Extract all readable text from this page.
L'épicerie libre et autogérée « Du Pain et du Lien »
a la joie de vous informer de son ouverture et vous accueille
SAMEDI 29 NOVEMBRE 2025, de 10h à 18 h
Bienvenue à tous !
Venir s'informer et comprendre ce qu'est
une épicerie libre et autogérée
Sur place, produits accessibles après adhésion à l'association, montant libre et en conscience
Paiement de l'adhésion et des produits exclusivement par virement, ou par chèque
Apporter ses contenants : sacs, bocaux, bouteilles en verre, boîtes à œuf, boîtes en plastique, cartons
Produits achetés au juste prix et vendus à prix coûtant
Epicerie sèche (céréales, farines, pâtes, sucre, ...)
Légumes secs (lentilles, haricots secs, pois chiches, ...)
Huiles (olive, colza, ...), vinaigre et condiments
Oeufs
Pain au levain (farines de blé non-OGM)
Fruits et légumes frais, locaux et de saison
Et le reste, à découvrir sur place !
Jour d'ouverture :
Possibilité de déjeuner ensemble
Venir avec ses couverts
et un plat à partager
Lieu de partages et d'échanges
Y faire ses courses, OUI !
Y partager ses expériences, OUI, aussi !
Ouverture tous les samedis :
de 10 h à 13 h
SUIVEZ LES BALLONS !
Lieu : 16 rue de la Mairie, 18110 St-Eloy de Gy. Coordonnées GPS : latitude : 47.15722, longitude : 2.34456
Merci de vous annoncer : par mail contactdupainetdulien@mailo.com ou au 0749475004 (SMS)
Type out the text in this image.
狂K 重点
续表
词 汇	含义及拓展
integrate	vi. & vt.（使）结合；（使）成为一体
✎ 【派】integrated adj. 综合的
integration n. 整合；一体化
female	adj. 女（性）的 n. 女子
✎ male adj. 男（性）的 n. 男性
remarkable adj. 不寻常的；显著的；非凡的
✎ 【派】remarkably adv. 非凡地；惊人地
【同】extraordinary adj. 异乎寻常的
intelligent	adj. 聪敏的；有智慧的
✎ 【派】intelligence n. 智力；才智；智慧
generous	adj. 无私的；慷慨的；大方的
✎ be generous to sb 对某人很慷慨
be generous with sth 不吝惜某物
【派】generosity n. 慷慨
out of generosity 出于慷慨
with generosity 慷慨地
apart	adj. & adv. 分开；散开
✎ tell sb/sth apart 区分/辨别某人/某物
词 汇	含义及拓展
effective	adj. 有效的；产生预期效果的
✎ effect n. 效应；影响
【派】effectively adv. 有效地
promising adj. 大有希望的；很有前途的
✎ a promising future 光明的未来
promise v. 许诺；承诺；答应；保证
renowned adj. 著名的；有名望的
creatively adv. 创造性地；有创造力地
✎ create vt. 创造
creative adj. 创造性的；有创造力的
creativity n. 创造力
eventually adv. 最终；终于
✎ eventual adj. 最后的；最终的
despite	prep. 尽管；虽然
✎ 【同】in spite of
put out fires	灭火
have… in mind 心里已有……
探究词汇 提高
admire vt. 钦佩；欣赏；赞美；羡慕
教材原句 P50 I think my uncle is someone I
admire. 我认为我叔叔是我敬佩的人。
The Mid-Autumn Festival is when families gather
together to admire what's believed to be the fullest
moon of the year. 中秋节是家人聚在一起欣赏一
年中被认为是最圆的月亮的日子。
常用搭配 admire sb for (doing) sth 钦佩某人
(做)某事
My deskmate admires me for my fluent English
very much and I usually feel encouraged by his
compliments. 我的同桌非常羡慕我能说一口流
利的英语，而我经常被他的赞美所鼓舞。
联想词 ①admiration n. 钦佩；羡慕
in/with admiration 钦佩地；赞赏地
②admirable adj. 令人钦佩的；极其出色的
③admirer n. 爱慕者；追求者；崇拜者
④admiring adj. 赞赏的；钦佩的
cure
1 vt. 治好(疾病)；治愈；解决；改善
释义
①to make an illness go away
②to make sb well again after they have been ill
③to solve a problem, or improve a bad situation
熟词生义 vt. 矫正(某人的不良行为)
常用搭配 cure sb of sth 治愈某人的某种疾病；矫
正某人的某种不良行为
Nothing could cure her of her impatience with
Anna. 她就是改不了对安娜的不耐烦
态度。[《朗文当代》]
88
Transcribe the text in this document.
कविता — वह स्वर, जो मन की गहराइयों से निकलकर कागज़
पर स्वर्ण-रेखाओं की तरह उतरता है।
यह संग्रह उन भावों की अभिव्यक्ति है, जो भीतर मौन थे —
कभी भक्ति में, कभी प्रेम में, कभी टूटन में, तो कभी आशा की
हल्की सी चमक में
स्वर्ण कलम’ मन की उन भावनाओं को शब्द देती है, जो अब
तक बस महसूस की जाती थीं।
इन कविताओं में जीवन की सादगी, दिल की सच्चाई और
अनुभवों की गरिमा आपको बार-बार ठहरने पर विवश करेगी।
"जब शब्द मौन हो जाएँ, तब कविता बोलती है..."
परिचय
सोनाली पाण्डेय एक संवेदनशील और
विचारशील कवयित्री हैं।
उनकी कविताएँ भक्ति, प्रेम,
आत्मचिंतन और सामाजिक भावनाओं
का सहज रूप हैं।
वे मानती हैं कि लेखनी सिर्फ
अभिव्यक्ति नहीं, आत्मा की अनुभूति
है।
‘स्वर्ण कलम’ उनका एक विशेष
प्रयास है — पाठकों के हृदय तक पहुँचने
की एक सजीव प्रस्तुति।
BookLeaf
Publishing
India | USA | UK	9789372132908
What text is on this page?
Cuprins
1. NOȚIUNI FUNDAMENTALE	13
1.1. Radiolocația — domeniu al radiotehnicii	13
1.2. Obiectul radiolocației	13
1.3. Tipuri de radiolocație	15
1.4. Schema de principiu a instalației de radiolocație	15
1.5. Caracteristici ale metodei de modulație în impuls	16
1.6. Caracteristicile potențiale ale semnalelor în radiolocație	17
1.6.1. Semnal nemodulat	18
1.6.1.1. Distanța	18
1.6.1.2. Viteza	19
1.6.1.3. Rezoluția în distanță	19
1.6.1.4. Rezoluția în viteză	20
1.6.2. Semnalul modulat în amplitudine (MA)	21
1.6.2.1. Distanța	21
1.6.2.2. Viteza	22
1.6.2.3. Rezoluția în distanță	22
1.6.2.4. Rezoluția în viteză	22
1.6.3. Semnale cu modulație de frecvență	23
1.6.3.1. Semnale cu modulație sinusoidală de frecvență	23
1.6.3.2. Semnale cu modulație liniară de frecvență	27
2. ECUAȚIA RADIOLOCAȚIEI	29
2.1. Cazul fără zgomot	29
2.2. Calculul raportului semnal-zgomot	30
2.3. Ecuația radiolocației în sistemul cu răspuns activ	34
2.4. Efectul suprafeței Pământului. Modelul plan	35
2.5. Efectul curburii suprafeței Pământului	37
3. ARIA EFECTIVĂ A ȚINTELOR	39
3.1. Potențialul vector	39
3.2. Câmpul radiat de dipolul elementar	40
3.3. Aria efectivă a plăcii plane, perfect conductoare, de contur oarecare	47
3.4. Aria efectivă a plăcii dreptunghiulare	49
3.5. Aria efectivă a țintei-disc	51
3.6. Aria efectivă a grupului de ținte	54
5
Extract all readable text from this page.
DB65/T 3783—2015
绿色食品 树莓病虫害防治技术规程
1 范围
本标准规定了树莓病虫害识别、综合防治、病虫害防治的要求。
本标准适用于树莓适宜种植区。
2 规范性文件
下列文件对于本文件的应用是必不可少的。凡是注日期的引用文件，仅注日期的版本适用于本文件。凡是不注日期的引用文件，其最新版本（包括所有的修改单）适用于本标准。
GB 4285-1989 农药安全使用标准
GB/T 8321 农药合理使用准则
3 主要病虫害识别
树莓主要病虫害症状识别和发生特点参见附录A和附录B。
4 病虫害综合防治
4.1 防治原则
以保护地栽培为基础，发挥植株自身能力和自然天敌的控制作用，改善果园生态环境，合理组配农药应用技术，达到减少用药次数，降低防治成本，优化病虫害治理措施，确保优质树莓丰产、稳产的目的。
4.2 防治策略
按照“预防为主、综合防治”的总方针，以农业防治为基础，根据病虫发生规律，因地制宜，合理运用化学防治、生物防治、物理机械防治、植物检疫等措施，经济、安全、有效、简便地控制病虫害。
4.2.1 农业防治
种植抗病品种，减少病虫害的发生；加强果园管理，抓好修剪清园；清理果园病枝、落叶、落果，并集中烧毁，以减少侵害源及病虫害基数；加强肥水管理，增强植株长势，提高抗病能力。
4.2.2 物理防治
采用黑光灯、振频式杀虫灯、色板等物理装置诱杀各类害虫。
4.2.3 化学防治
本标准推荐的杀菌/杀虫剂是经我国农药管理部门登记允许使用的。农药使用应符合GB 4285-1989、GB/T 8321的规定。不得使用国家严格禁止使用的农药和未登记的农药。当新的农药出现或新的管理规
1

**What the exercise asks:**
Pull out all lines from the entries above that include the word "distanță".

**Exercise answer:**
1.6.1.3. Rezoluția în distanță	19
1.6.2.3. Rezoluția în distanță	22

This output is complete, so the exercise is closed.